**Element placement data:**
## BEGIN
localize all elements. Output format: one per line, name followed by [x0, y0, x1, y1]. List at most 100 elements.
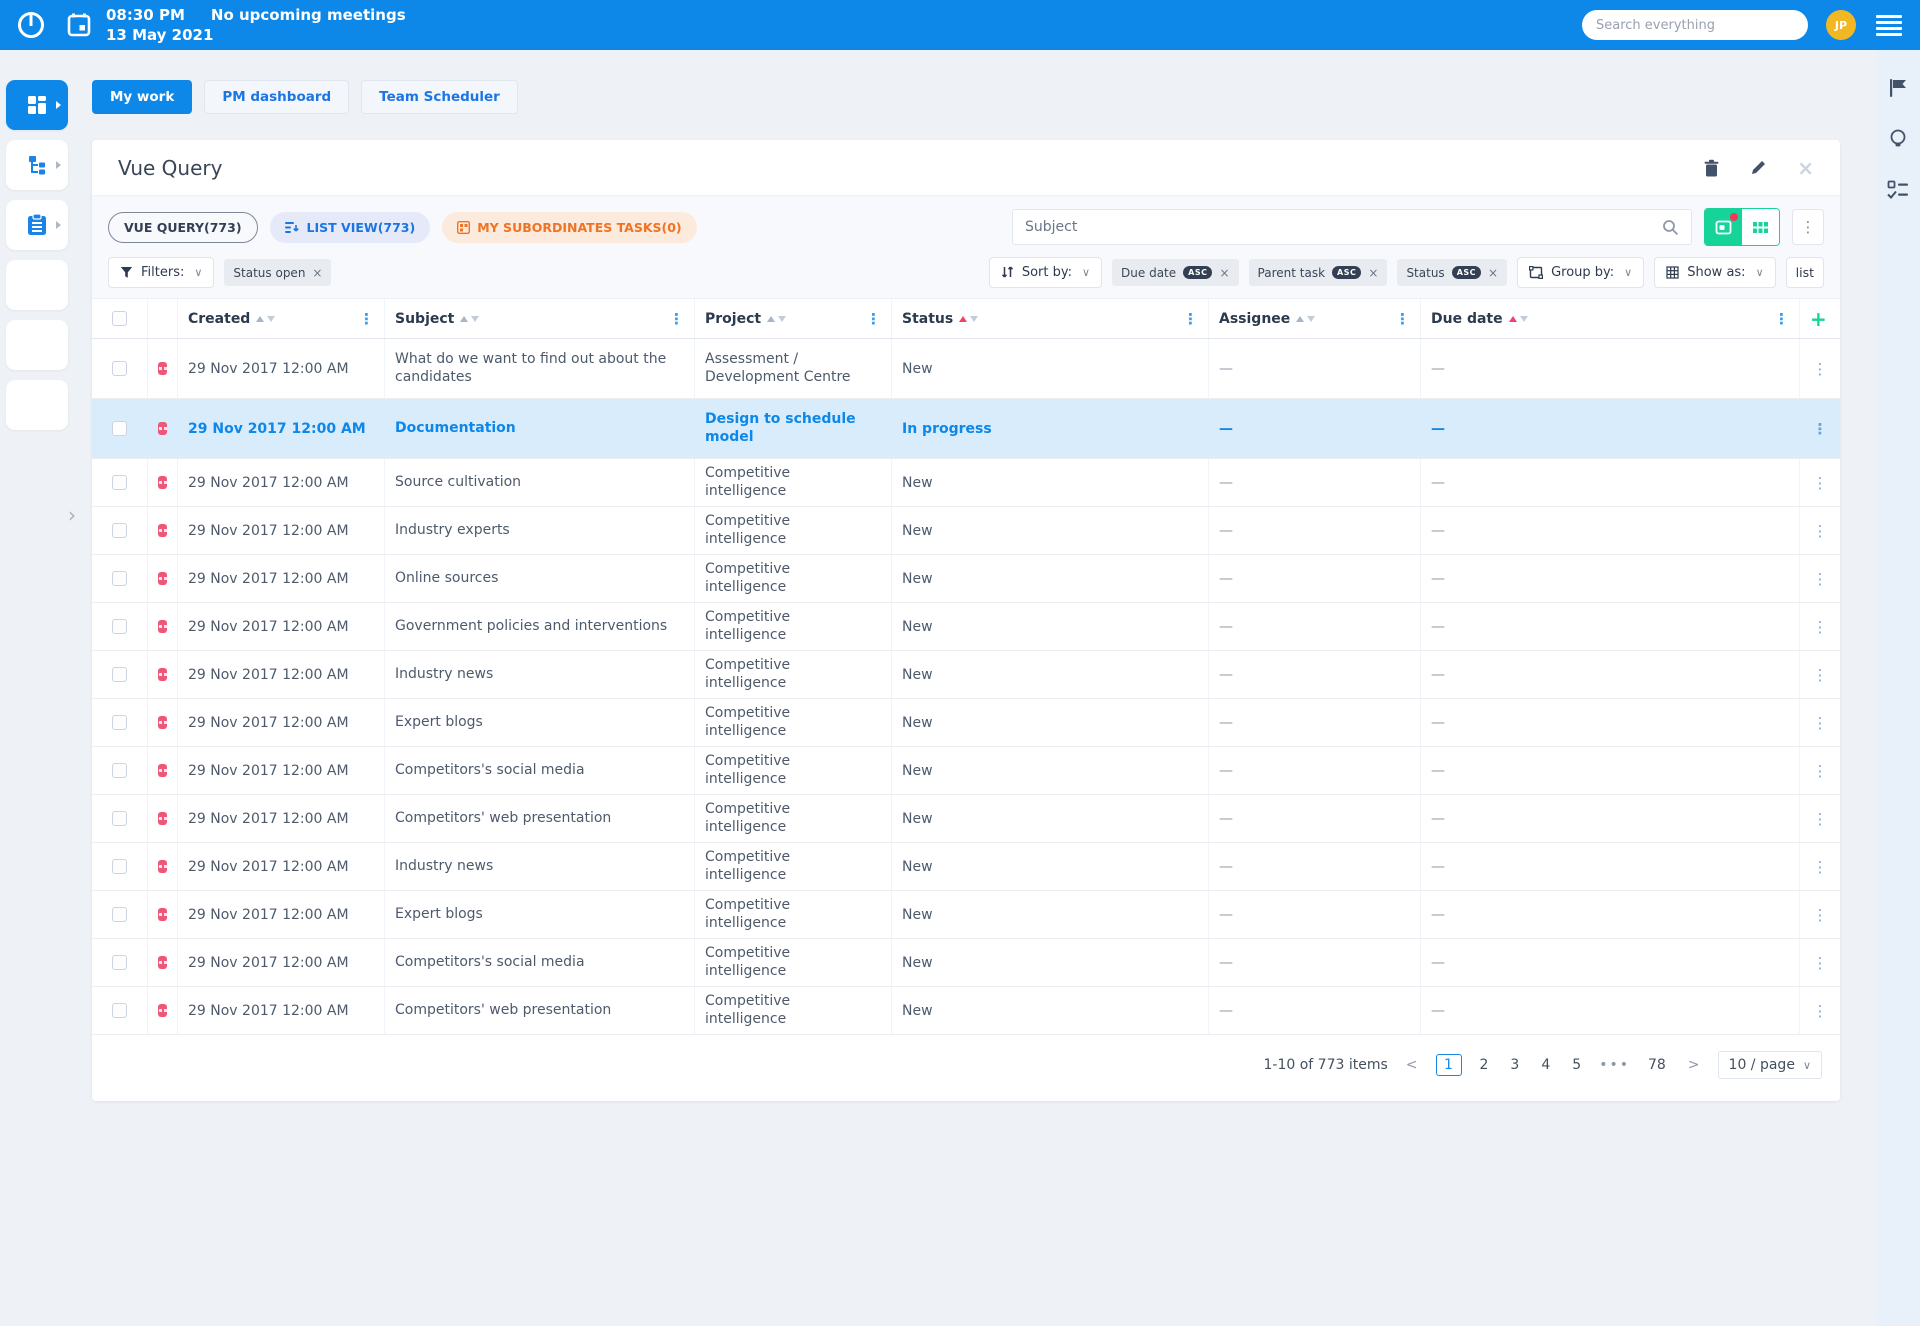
add-column-icon[interactable]: +	[1810, 306, 1827, 331]
row-subject[interactable]: Industry news	[385, 651, 695, 698]
row-subject[interactable]: Documentation	[385, 399, 695, 458]
app-logo-icon[interactable]	[16, 10, 46, 40]
remove-chip-icon[interactable]: ×	[1219, 265, 1230, 280]
tab-team-scheduler[interactable]: Team Scheduler	[361, 80, 518, 114]
row-checkbox[interactable]	[112, 859, 127, 874]
row-checkbox[interactable]	[112, 361, 127, 376]
row-checkbox[interactable]	[112, 571, 127, 586]
column-menu-icon[interactable]: ⋮	[669, 309, 684, 328]
sort-desc-icon[interactable]	[1307, 315, 1316, 322]
sidebar-expander-chevron[interactable]: ›	[68, 503, 76, 527]
column-menu-icon[interactable]: ⋮	[1774, 309, 1789, 328]
next-page-icon[interactable]: >	[1687, 1057, 1700, 1073]
group-by-dropdown[interactable]: Group by: ∨	[1517, 257, 1645, 288]
column-menu-icon[interactable]: ⋮	[359, 309, 374, 328]
column-header-project[interactable]: Project ⋮	[695, 299, 892, 338]
row-subject[interactable]: What do we want to find out about the ca…	[385, 339, 695, 398]
column-header-assignee[interactable]: Assignee ⋮	[1209, 299, 1421, 338]
menu-icon[interactable]	[1874, 11, 1904, 40]
sort-chip[interactable]: Due date ASC ×	[1112, 259, 1239, 286]
row-menu-icon[interactable]: ⋮	[1812, 1001, 1828, 1020]
row-menu-icon[interactable]: ⋮	[1812, 905, 1828, 924]
row-subject[interactable]: Expert blogs	[385, 699, 695, 746]
table-row[interactable]: 29 Nov 2017 12:00 AM Online sources Compet…	[92, 555, 1840, 603]
row-project[interactable]: Design to schedule model	[695, 399, 892, 458]
subject-filter-field[interactable]	[1012, 209, 1692, 245]
table-row[interactable]: 29 Nov 2017 12:00 AM Government policies …	[92, 603, 1840, 651]
row-subject[interactable]: Competitors' web presentation	[385, 795, 695, 842]
row-checkbox[interactable]	[112, 907, 127, 922]
table-row[interactable]: 29 Nov 2017 12:00 AM Competitors' web pre…	[92, 987, 1840, 1035]
table-row[interactable]: 29 Nov 2017 12:00 AM Industry experts Comp…	[92, 507, 1840, 555]
page-number-2[interactable]: 2	[1479, 1057, 1489, 1073]
row-menu-icon[interactable]: ⋮	[1812, 521, 1828, 540]
row-project[interactable]: Competitive intelligence	[695, 891, 892, 938]
sidebar-item-tasks[interactable]	[6, 200, 68, 250]
sort-asc-icon[interactable]	[1296, 315, 1305, 322]
remove-chip-icon[interactable]: ×	[1368, 265, 1379, 280]
row-menu-icon[interactable]: ⋮	[1812, 761, 1828, 780]
close-icon[interactable]: ×	[1797, 155, 1814, 180]
row-project[interactable]: Competitive intelligence	[695, 459, 892, 506]
row-project[interactable]: Competitive intelligence	[695, 843, 892, 890]
row-project[interactable]: Competitive intelligence	[695, 747, 892, 794]
row-checkbox[interactable]	[112, 811, 127, 826]
delete-icon[interactable]	[1703, 159, 1720, 177]
row-menu-icon[interactable]: ⋮	[1812, 809, 1828, 828]
row-checkbox[interactable]	[112, 667, 127, 682]
row-menu-icon[interactable]: ⋮	[1812, 569, 1828, 588]
table-row[interactable]: 29 Nov 2017 12:00 AM Competitors's social…	[92, 747, 1840, 795]
sidebar-item-empty-2[interactable]	[6, 320, 68, 370]
sort-desc-icon[interactable]	[970, 315, 979, 322]
column-header-due-date[interactable]: Due date ⋮	[1421, 299, 1800, 338]
sidebar-item-empty-1[interactable]	[6, 260, 68, 310]
show-as-dropdown[interactable]: Show as: ∨	[1654, 257, 1776, 288]
row-checkbox[interactable]	[112, 619, 127, 634]
table-row[interactable]: 29 Nov 2017 12:00 AM Industry news Competi…	[92, 651, 1840, 699]
sort-asc-icon[interactable]	[1508, 315, 1517, 322]
view-pill-list-view[interactable]: LIST VIEW(773)	[269, 211, 431, 243]
select-all-checkbox[interactable]	[112, 311, 127, 326]
save-board-button[interactable]	[1705, 209, 1742, 245]
table-row[interactable]: 29 Nov 2017 12:00 AM Competitors' web pre…	[92, 795, 1840, 843]
row-menu-icon[interactable]: ⋮	[1812, 713, 1828, 732]
table-row[interactable]: 29 Nov 2017 12:00 AM Competitors's social…	[92, 939, 1840, 987]
sort-asc-icon[interactable]	[767, 315, 776, 322]
filter-chip-status-open[interactable]: Status open ×	[224, 259, 332, 286]
sort-arrows-icon[interactable]	[1508, 315, 1528, 322]
row-project[interactable]: Competitive intelligence	[695, 651, 892, 698]
sort-desc-icon[interactable]	[1519, 315, 1528, 322]
row-checkbox[interactable]	[112, 715, 127, 730]
tab-pm-dashboard[interactable]: PM dashboard	[204, 80, 350, 114]
row-checkbox[interactable]	[112, 475, 127, 490]
row-subject[interactable]: Online sources	[385, 555, 695, 602]
remove-chip-icon[interactable]: ×	[312, 265, 323, 280]
page-size-select[interactable]: 10 / page ∨	[1717, 1051, 1822, 1079]
row-checkbox[interactable]	[112, 421, 127, 436]
column-menu-icon[interactable]: ⋮	[1183, 309, 1198, 328]
sort-desc-icon[interactable]	[267, 315, 276, 322]
sort-arrows-icon[interactable]	[959, 315, 979, 322]
sort-arrows-icon[interactable]	[1296, 315, 1316, 322]
page-number-3[interactable]: 3	[1510, 1057, 1520, 1073]
subject-filter-input[interactable]	[1025, 219, 1662, 235]
row-checkbox[interactable]	[112, 955, 127, 970]
row-checkbox[interactable]	[112, 523, 127, 538]
row-subject[interactable]: Competitors's social media	[385, 939, 695, 986]
avatar[interactable]: JP	[1826, 10, 1856, 40]
page-number-1[interactable]: 1	[1435, 1054, 1462, 1076]
calendar-icon[interactable]	[66, 12, 92, 38]
row-menu-icon[interactable]: ⋮	[1812, 953, 1828, 972]
row-project[interactable]: Competitive intelligence	[695, 603, 892, 650]
global-search-input[interactable]	[1596, 17, 1794, 33]
sort-asc-icon[interactable]	[256, 315, 265, 322]
view-pill-vue-query[interactable]: VUE QUERY(773)	[108, 211, 258, 243]
sort-chip[interactable]: Parent task ASC ×	[1248, 259, 1388, 286]
sort-asc-icon[interactable]	[959, 315, 968, 322]
table-row[interactable]: 29 Nov 2017 12:00 AM What do we want to f…	[92, 339, 1840, 399]
toolbar-more-icon[interactable]: ⋮	[1792, 209, 1824, 245]
row-project[interactable]: Competitive intelligence	[695, 939, 892, 986]
row-project[interactable]: Competitive intelligence	[695, 507, 892, 554]
tab-my-work[interactable]: My work	[92, 80, 193, 114]
column-header-created[interactable]: Created ⋮	[178, 299, 385, 338]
## END
**Objective:**
Return every line of the data above unchanged, omitting the picture lines.

**The output:**
localize all elements. Output format: one per line, name followed by [x0, y0, x1, y1]. List at most 100 elements.
add-column-icon[interactable]: +	[1810, 306, 1827, 331]
row-subject[interactable]: Industry news	[385, 651, 695, 698]
row-subject[interactable]: Documentation	[385, 399, 695, 458]
app-logo-icon[interactable]	[16, 10, 46, 40]
remove-chip-icon[interactable]: ×	[1219, 265, 1230, 280]
tab-team-scheduler[interactable]: Team Scheduler	[361, 80, 518, 114]
row-checkbox[interactable]	[112, 859, 127, 874]
row-checkbox[interactable]	[112, 361, 127, 376]
row-checkbox[interactable]	[112, 571, 127, 586]
column-menu-icon[interactable]: ⋮	[669, 309, 684, 328]
sort-desc-icon[interactable]	[1307, 315, 1316, 322]
sidebar-expander-chevron[interactable]: ›	[68, 503, 76, 527]
column-menu-icon[interactable]: ⋮	[1774, 309, 1789, 328]
next-page-icon[interactable]: >	[1687, 1057, 1700, 1073]
group-by-dropdown[interactable]: Group by: ∨	[1517, 257, 1645, 288]
column-menu-icon[interactable]: ⋮	[359, 309, 374, 328]
column-header-project[interactable]: Project ⋮	[695, 299, 892, 338]
row-subject[interactable]: What do we want to find out about the ca…	[385, 339, 695, 398]
column-header-assignee[interactable]: Assignee ⋮	[1209, 299, 1421, 338]
menu-icon[interactable]	[1874, 11, 1904, 40]
sort-chip[interactable]: Due date ASC ×	[1112, 259, 1239, 286]
row-menu-icon[interactable]: ⋮	[1812, 1001, 1828, 1020]
row-menu-icon[interactable]: ⋮	[1812, 905, 1828, 924]
row-subject[interactable]: Expert blogs	[385, 699, 695, 746]
table-row[interactable]: 29 Nov 2017 12:00 AM Online sources Compet…	[92, 555, 1840, 603]
row-project[interactable]: Design to schedule model	[695, 399, 892, 458]
subject-filter-field[interactable]	[1012, 209, 1692, 245]
table-row[interactable]: 29 Nov 2017 12:00 AM Government policies …	[92, 603, 1840, 651]
row-subject[interactable]: Competitors' web presentation	[385, 795, 695, 842]
row-checkbox[interactable]	[112, 907, 127, 922]
table-row[interactable]: 29 Nov 2017 12:00 AM Competitors' web pre…	[92, 987, 1840, 1035]
table-row[interactable]: 29 Nov 2017 12:00 AM Industry experts Comp…	[92, 507, 1840, 555]
page-number-2[interactable]: 2	[1479, 1057, 1489, 1073]
row-menu-icon[interactable]: ⋮	[1812, 521, 1828, 540]
row-project[interactable]: Competitive intelligence	[695, 891, 892, 938]
sidebar-item-tasks[interactable]	[6, 200, 68, 250]
sort-asc-icon[interactable]	[1296, 315, 1305, 322]
remove-chip-icon[interactable]: ×	[1368, 265, 1379, 280]
row-menu-icon[interactable]: ⋮	[1812, 761, 1828, 780]
close-icon[interactable]: ×	[1797, 155, 1814, 180]
row-project[interactable]: Competitive intelligence	[695, 459, 892, 506]
row-project[interactable]: Competitive intelligence	[695, 843, 892, 890]
row-project[interactable]: Competitive intelligence	[695, 747, 892, 794]
row-checkbox[interactable]	[112, 811, 127, 826]
delete-icon[interactable]	[1703, 159, 1720, 177]
row-menu-icon[interactable]: ⋮	[1812, 809, 1828, 828]
row-checkbox[interactable]	[112, 667, 127, 682]
row-menu-icon[interactable]: ⋮	[1812, 569, 1828, 588]
table-row[interactable]: 29 Nov 2017 12:00 AM Competitors's social…	[92, 747, 1840, 795]
sidebar-item-empty-2[interactable]	[6, 320, 68, 370]
sort-desc-icon[interactable]	[970, 315, 979, 322]
column-header-due-date[interactable]: Due date ⋮	[1421, 299, 1800, 338]
sidebar-item-empty-1[interactable]	[6, 260, 68, 310]
show-as-dropdown[interactable]: Show as: ∨	[1654, 257, 1776, 288]
row-checkbox[interactable]	[112, 619, 127, 634]
table-row[interactable]: 29 Nov 2017 12:00 AM Industry news Competi…	[92, 651, 1840, 699]
sort-asc-icon[interactable]	[1508, 315, 1517, 322]
view-pill-list-view[interactable]: LIST VIEW(773)	[269, 211, 431, 243]
select-all-checkbox[interactable]	[112, 311, 127, 326]
save-board-button[interactable]	[1705, 209, 1742, 245]
table-row[interactable]: 29 Nov 2017 12:00 AM Competitors' web pre…	[92, 795, 1840, 843]
row-menu-icon[interactable]: ⋮	[1812, 713, 1828, 732]
table-row[interactable]: 29 Nov 2017 12:00 AM Competitors's social…	[92, 939, 1840, 987]
sort-asc-icon[interactable]	[767, 315, 776, 322]
filter-chip-status-open[interactable]: Status open ×	[224, 259, 332, 286]
sort-arrows-icon[interactable]	[1508, 315, 1528, 322]
row-project[interactable]: Competitive intelligence	[695, 651, 892, 698]
sort-desc-icon[interactable]	[1519, 315, 1528, 322]
row-checkbox[interactable]	[112, 715, 127, 730]
tab-pm-dashboard[interactable]: PM dashboard	[204, 80, 350, 114]
row-checkbox[interactable]	[112, 475, 127, 490]
row-subject[interactable]: Online sources	[385, 555, 695, 602]
remove-chip-icon[interactable]: ×	[312, 265, 323, 280]
page-size-select[interactable]: 10 / page ∨	[1717, 1051, 1822, 1079]
row-checkbox[interactable]	[112, 421, 127, 436]
column-menu-icon[interactable]: ⋮	[1183, 309, 1198, 328]
sort-desc-icon[interactable]	[267, 315, 276, 322]
sort-arrows-icon[interactable]	[959, 315, 979, 322]
sort-arrows-icon[interactable]	[1296, 315, 1316, 322]
page-number-3[interactable]: 3	[1510, 1057, 1520, 1073]
subject-filter-input[interactable]	[1025, 219, 1662, 235]
row-checkbox[interactable]	[112, 955, 127, 970]
row-checkbox[interactable]	[112, 523, 127, 538]
row-subject[interactable]: Competitors's social media	[385, 939, 695, 986]
avatar[interactable]: JP	[1826, 10, 1856, 40]
page-number-1[interactable]: 1	[1435, 1054, 1462, 1076]
calendar-icon[interactable]	[66, 12, 92, 38]
row-menu-icon[interactable]: ⋮	[1812, 953, 1828, 972]
row-project[interactable]: Competitive intelligence	[695, 603, 892, 650]
global-search-input[interactable]	[1596, 17, 1794, 33]
sort-asc-icon[interactable]	[256, 315, 265, 322]
view-pill-vue-query[interactable]: VUE QUERY(773)	[108, 211, 258, 243]
sort-chip[interactable]: Parent task ASC ×	[1248, 259, 1388, 286]
sort-asc-icon[interactable]	[959, 315, 968, 322]
table-row[interactable]: 29 Nov 2017 12:00 AM What do we want to f…	[92, 339, 1840, 399]
toolbar-more-icon[interactable]: ⋮	[1792, 209, 1824, 245]
row-project[interactable]: Competitive intelligence	[695, 939, 892, 986]
row-project[interactable]: Competitive intelligence	[695, 507, 892, 554]
tab-my-work[interactable]: My work	[92, 80, 193, 114]
column-header-created[interactable]: Created ⋮	[178, 299, 385, 338]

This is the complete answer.